*WORK TO BE COMPLETED*. Render as a JSON list of strings, one string per line and with blank lines omitted, the data from the line containing "field-item[interactable]: 문자형추가항목3 [534, 753, 683, 783]" through the line containing "field-item[interactable]: 규격(전표) [1039, 386, 1133, 416]", including both of those lines.

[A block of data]
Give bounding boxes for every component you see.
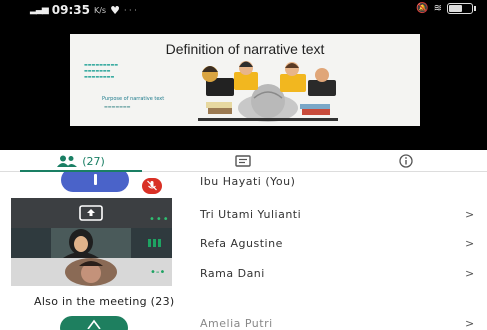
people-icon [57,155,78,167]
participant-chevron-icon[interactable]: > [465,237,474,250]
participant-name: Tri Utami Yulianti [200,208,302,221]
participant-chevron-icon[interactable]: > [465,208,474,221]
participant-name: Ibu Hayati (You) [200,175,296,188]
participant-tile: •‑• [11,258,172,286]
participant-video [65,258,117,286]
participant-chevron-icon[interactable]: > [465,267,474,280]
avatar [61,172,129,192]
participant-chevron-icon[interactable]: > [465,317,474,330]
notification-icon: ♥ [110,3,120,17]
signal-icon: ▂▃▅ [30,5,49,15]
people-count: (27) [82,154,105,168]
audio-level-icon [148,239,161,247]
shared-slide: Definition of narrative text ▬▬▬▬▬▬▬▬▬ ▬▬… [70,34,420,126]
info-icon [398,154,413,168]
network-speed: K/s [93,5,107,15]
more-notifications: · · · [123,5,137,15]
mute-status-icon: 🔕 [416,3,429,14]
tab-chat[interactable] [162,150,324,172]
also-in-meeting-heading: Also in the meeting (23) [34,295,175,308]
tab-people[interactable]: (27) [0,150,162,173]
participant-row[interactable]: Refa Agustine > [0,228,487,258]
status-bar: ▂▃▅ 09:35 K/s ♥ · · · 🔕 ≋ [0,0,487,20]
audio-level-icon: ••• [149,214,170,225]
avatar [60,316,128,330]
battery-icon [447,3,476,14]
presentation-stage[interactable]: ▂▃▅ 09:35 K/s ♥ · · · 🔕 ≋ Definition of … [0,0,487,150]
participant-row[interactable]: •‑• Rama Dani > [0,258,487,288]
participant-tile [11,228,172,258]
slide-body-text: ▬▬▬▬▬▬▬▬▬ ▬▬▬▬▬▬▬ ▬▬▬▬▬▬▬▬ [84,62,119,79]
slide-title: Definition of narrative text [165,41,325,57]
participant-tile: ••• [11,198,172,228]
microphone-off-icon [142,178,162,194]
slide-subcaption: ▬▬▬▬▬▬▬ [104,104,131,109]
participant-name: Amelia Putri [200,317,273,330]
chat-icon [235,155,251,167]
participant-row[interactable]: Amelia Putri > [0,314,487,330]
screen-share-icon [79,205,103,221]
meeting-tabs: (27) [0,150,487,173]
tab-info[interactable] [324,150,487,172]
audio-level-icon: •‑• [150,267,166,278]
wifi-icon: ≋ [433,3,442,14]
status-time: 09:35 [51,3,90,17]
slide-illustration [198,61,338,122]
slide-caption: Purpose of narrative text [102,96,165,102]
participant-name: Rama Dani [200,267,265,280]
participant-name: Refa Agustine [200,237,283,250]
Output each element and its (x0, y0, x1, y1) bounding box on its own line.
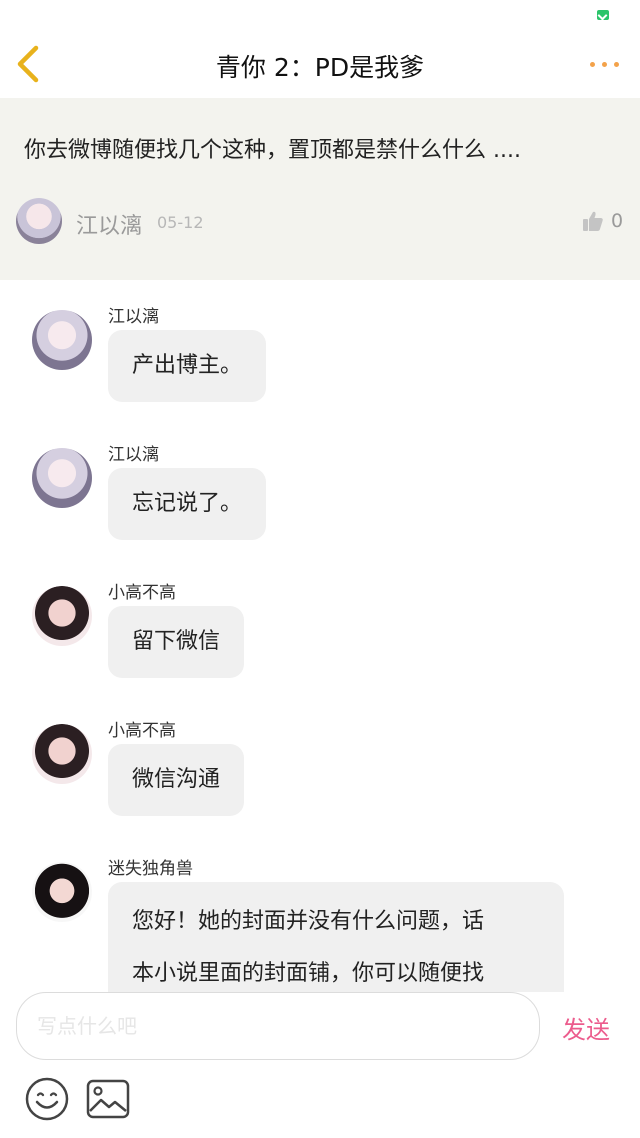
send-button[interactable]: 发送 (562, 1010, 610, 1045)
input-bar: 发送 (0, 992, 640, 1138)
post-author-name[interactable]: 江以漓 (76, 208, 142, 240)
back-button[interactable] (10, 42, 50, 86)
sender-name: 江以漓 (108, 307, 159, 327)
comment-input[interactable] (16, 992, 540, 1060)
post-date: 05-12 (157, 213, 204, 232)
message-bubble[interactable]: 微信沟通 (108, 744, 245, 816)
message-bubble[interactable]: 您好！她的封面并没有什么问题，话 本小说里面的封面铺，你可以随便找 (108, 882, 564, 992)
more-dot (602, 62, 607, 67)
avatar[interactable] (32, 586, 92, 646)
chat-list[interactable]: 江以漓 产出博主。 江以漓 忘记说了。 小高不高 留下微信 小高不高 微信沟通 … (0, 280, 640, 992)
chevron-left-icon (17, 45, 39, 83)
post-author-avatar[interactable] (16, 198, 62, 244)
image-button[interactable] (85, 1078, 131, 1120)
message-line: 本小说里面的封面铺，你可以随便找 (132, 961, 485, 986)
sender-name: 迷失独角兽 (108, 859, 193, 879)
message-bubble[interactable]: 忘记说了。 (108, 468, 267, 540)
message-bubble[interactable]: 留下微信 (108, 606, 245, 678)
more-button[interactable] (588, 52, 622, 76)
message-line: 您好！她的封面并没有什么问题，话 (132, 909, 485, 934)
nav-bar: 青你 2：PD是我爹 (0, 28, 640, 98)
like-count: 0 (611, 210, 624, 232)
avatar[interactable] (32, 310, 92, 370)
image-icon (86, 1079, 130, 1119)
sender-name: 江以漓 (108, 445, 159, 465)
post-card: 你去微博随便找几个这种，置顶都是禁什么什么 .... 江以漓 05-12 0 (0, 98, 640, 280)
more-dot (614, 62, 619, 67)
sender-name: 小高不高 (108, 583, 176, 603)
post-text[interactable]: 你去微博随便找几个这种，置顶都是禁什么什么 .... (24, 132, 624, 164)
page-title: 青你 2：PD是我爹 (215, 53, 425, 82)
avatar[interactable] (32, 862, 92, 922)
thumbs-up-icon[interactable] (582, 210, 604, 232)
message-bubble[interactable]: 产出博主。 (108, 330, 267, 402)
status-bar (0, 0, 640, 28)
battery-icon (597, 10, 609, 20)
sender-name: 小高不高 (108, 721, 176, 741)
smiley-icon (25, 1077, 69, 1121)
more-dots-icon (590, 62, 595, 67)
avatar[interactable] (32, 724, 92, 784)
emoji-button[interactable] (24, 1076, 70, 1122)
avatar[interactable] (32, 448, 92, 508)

--

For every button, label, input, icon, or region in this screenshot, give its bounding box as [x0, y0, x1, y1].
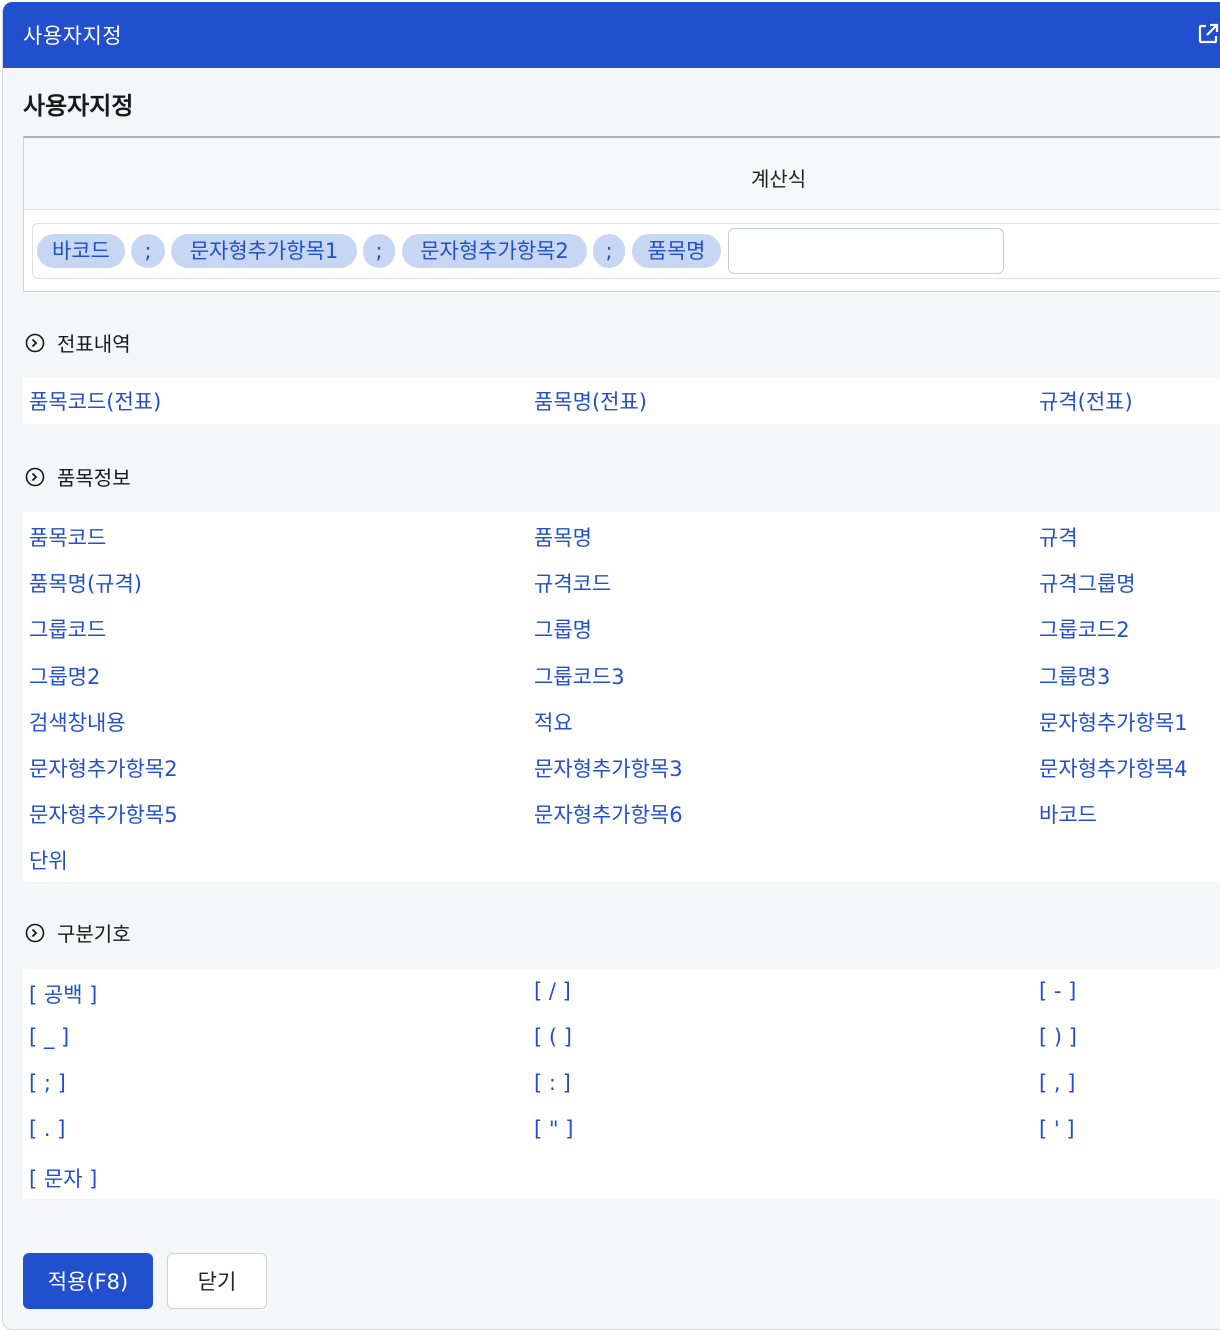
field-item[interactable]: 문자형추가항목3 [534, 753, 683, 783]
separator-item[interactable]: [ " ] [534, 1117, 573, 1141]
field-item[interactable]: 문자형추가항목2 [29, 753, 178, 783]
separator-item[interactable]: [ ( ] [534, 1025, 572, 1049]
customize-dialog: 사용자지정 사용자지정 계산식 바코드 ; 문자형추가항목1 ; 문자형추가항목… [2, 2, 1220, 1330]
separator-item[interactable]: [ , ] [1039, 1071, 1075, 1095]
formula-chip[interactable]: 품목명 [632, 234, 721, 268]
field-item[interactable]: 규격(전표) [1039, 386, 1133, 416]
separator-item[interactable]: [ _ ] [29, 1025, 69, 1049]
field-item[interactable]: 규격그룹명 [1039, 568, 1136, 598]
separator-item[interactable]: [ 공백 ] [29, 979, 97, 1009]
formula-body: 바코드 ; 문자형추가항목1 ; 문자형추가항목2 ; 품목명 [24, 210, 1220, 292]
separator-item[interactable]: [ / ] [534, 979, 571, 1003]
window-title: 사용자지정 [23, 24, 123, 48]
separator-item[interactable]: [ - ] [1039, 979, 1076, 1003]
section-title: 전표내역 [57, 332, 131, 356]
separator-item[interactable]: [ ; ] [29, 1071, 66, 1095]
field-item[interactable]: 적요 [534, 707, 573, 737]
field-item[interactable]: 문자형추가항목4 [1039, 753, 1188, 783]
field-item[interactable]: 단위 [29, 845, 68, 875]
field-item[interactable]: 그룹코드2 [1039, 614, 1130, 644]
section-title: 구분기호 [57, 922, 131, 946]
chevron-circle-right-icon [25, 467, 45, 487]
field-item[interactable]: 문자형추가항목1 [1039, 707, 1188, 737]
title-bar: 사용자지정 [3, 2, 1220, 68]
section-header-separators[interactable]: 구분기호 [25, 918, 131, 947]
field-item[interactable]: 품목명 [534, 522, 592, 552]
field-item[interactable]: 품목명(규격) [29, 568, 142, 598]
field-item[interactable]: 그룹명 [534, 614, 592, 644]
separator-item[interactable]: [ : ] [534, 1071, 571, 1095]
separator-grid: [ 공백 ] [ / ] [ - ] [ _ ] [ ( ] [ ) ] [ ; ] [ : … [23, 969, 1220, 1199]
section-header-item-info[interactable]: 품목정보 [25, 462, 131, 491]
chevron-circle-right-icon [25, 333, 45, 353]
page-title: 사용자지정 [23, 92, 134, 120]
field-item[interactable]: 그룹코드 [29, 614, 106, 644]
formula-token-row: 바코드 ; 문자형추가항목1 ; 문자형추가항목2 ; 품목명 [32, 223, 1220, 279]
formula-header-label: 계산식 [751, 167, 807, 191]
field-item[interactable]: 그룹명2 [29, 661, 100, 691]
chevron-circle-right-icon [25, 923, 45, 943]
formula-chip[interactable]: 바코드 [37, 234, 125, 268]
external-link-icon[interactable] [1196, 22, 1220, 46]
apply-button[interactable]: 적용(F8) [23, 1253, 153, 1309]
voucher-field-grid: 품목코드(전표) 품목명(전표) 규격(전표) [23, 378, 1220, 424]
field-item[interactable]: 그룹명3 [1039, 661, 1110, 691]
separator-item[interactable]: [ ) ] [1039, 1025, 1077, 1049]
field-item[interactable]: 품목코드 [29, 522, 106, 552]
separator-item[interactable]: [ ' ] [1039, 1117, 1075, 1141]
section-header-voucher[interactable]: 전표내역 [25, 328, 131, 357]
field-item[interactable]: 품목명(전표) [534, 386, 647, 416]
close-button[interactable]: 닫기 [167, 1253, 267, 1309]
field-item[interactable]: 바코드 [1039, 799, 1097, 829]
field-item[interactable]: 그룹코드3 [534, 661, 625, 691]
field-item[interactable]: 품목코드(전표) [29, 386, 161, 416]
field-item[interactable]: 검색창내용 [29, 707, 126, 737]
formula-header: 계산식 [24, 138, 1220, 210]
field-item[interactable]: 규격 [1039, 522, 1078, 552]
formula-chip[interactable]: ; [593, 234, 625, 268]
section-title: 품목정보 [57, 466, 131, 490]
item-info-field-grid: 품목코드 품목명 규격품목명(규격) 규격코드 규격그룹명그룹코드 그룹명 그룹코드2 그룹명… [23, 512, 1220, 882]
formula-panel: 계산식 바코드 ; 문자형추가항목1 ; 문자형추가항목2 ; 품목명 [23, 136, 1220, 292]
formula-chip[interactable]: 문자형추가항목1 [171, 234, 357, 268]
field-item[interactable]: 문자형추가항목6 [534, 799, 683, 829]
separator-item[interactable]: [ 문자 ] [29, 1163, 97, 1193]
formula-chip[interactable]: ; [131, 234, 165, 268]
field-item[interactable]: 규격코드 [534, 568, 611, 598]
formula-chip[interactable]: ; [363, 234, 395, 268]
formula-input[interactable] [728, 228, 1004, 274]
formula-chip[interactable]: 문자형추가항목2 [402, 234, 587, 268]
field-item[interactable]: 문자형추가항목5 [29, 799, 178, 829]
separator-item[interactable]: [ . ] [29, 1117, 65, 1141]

*ANSWER TO THIS TASK*.
[
  "field-item[interactable]: 문자형추가항목3 [534, 753, 683, 783]",
  "separator-item[interactable]: [ \" ] [534, 1117, 573, 1141]",
  "field-item[interactable]: 문자형추가항목2 [29, 753, 178, 783]",
  "separator-item[interactable]: [ ( ] [534, 1025, 572, 1049]",
  "customize-dialog: 사용자지정 사용자지정 계산식 바코드 ; 문자형추가항목1 ; 문자형추가항목… [2, 2, 1220, 1330]",
  "separator-item[interactable]: [ , ] [1039, 1071, 1075, 1095]",
  "formula-chip[interactable]: 품목명 [632, 234, 721, 268]",
  "field-item[interactable]: 규격(전표) [1039, 386, 1133, 416]"
]